>>

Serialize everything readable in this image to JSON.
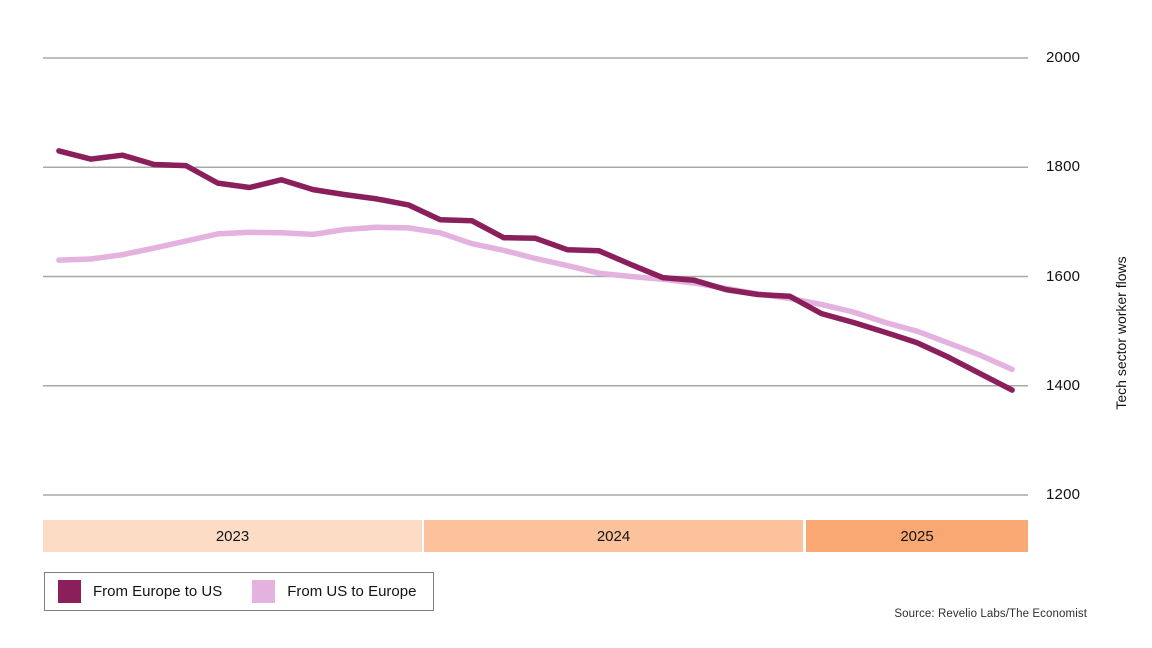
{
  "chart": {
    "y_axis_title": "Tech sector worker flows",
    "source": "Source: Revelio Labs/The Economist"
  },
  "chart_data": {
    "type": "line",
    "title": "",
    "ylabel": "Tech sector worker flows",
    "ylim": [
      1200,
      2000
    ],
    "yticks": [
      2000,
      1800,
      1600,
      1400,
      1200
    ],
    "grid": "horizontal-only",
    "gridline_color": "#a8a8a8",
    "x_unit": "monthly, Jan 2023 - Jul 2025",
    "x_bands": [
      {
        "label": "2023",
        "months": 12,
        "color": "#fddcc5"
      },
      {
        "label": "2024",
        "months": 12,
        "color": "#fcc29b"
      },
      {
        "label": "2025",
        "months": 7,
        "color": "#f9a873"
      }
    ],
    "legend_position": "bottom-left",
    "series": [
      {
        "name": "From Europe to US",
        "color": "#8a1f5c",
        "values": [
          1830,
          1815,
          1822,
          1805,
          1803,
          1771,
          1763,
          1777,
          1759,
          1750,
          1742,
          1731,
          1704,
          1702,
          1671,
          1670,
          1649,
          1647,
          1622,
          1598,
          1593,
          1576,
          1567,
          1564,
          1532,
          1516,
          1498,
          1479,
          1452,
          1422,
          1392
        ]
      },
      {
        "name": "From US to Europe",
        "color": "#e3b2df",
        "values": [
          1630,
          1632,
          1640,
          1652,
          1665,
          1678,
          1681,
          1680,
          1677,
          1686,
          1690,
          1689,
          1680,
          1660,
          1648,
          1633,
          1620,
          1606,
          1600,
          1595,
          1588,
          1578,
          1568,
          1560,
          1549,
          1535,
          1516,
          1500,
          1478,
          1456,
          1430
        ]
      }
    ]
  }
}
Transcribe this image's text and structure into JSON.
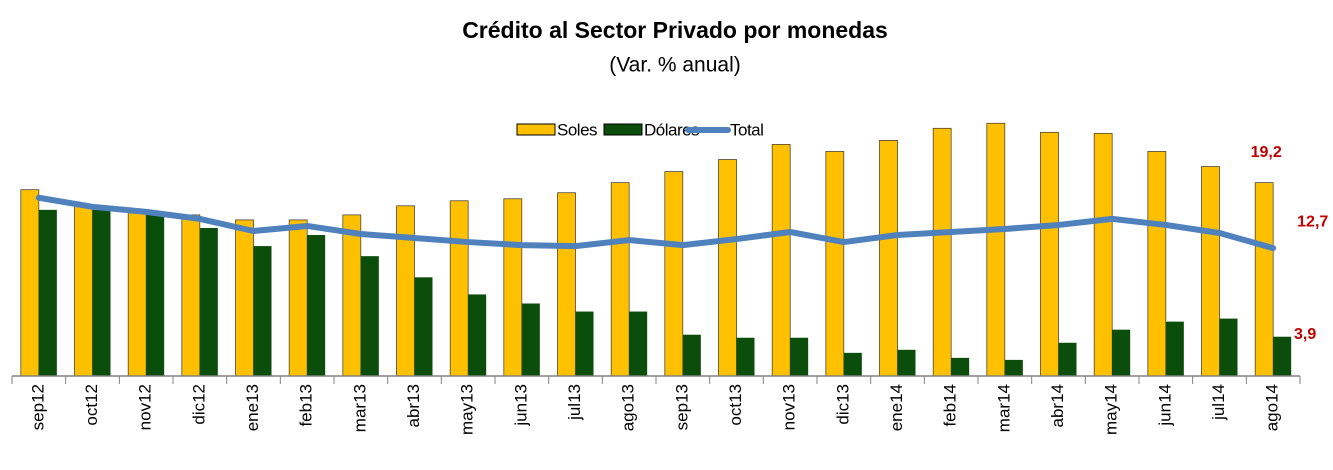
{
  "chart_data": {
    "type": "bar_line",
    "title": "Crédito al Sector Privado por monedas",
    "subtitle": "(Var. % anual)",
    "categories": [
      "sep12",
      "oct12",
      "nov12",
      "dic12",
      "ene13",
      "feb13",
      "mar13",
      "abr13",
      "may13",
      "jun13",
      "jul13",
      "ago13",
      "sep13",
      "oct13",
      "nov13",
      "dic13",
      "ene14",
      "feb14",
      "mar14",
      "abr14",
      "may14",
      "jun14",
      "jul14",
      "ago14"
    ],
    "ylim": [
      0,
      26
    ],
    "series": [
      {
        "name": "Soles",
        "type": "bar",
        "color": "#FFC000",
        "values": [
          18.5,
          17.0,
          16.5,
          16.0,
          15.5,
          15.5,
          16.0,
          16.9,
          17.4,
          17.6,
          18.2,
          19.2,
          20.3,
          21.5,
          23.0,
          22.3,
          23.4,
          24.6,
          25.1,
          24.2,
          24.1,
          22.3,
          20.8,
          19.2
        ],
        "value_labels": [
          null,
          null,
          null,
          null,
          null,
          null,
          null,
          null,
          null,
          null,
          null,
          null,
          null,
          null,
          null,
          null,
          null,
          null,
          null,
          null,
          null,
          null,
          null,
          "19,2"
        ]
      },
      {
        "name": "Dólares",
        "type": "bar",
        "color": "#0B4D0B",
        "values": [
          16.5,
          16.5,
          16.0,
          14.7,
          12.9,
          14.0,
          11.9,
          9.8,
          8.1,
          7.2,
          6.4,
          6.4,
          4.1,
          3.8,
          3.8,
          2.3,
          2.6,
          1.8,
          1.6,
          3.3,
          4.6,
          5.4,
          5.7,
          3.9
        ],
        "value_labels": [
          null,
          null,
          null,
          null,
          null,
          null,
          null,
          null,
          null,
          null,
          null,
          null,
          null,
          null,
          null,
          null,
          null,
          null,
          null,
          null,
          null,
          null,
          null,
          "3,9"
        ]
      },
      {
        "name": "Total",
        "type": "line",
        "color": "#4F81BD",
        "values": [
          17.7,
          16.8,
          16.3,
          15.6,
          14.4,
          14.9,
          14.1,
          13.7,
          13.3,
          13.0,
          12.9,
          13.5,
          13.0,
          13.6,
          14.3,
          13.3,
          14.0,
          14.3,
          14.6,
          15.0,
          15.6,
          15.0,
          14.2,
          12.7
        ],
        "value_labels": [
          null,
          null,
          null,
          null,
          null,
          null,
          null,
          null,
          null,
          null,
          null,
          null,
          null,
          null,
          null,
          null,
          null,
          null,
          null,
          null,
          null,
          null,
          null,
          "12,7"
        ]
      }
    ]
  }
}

<<
>>

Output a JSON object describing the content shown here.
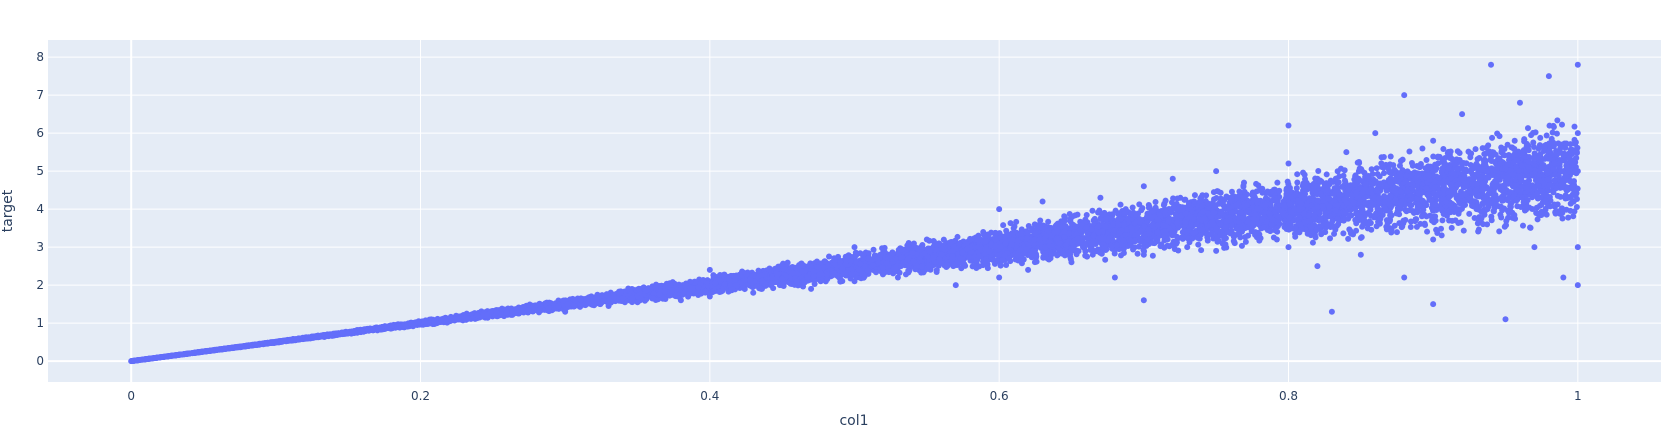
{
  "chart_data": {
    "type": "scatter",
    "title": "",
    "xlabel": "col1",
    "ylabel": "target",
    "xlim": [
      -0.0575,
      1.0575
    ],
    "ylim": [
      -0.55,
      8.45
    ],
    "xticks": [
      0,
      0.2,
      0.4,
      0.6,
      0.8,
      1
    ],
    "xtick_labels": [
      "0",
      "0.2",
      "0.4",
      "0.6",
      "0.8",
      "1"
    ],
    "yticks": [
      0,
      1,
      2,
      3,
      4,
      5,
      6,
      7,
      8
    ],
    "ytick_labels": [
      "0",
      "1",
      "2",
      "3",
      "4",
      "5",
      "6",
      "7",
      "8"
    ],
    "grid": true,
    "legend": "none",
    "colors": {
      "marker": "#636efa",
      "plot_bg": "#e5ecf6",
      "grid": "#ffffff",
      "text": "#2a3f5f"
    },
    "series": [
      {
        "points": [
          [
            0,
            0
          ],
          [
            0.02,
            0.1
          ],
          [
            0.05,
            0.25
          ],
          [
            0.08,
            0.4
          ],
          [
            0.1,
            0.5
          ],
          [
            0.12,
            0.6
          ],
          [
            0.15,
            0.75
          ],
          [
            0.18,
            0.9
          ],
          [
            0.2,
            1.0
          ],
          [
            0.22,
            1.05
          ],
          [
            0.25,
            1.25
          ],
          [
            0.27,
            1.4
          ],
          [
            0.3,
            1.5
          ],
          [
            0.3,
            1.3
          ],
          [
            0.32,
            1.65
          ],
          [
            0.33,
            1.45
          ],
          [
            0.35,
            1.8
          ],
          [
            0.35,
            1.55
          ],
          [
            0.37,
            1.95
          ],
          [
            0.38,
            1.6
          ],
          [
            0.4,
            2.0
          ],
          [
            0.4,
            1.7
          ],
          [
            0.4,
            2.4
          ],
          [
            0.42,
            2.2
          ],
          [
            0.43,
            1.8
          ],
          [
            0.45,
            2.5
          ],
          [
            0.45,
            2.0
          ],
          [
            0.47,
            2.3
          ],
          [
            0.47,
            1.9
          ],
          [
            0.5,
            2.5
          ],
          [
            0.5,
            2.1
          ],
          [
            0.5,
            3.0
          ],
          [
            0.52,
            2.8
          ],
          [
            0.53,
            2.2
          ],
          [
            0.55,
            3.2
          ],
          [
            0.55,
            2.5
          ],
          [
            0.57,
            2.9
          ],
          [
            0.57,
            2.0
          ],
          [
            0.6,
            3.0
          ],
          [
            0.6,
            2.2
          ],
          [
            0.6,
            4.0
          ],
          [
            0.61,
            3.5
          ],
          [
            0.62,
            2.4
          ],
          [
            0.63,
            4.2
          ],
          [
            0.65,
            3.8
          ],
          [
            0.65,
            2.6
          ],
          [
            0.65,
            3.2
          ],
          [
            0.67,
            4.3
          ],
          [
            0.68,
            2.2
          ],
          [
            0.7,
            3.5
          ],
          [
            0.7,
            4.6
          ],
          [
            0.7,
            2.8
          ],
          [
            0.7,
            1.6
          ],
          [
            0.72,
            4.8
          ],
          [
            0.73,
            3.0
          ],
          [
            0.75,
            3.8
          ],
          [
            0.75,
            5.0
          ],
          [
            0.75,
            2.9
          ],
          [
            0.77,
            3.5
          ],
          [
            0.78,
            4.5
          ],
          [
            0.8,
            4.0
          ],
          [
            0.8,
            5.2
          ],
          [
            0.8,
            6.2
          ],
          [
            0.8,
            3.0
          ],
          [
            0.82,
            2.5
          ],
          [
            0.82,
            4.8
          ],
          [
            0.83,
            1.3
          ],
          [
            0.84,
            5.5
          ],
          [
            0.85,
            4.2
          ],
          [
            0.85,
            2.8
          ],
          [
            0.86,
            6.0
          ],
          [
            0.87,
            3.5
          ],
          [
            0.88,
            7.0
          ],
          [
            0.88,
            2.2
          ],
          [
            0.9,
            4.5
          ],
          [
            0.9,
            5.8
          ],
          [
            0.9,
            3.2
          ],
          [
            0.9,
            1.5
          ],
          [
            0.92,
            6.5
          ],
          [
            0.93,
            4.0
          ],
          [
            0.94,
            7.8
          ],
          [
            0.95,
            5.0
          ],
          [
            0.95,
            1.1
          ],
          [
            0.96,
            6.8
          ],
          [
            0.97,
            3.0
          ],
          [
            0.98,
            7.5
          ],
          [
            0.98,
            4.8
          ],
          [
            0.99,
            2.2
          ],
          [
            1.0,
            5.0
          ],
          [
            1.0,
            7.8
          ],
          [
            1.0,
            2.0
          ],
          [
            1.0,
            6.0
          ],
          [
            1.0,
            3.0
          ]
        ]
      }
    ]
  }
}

<<

Examine the data above and state how many of its lines contain the word "ylabel", with no further remarks.

2